--- start INFORMATION SUPPLIED ---

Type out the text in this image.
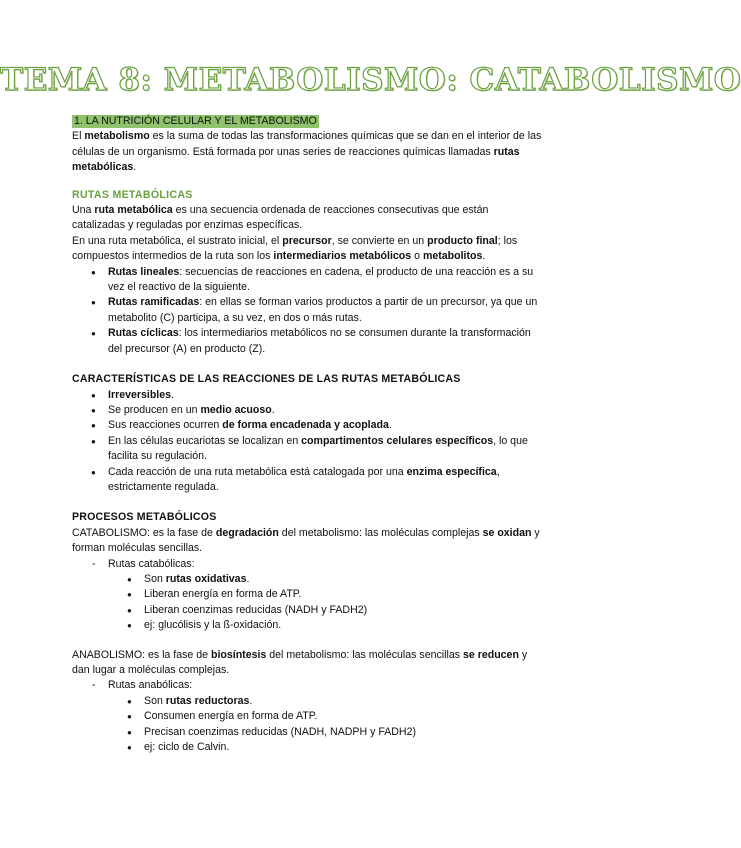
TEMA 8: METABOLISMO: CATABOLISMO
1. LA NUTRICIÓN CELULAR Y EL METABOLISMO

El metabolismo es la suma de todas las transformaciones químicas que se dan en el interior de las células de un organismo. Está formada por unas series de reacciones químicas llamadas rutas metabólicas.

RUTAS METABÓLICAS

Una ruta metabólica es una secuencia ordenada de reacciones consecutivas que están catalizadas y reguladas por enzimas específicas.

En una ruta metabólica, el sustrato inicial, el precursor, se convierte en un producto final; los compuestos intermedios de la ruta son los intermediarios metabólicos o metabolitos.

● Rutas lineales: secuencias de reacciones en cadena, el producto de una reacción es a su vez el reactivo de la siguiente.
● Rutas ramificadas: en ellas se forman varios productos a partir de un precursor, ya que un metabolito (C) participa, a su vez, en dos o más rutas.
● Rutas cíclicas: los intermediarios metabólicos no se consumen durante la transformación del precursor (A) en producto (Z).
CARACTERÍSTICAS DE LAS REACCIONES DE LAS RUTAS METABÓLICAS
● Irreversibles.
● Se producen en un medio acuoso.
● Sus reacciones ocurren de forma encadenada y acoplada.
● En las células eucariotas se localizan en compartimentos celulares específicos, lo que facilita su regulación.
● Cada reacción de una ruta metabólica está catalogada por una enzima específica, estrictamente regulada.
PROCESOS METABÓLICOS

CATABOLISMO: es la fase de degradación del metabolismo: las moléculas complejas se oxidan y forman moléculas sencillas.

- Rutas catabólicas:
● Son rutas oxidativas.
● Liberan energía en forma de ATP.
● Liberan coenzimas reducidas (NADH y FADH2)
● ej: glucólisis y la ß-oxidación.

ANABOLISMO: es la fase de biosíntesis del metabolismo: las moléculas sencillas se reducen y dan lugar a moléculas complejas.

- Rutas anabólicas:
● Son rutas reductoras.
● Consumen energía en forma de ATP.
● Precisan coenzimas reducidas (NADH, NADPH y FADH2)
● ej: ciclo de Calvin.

--- end INFORMATION SUPPLIED ---

• [WHAT YOU NEED TO DO]:
Work out how many lines in the entries hold the string "moléculas". Your answer should consist solely of that number.

• [EXERCISE ANSWER]:
2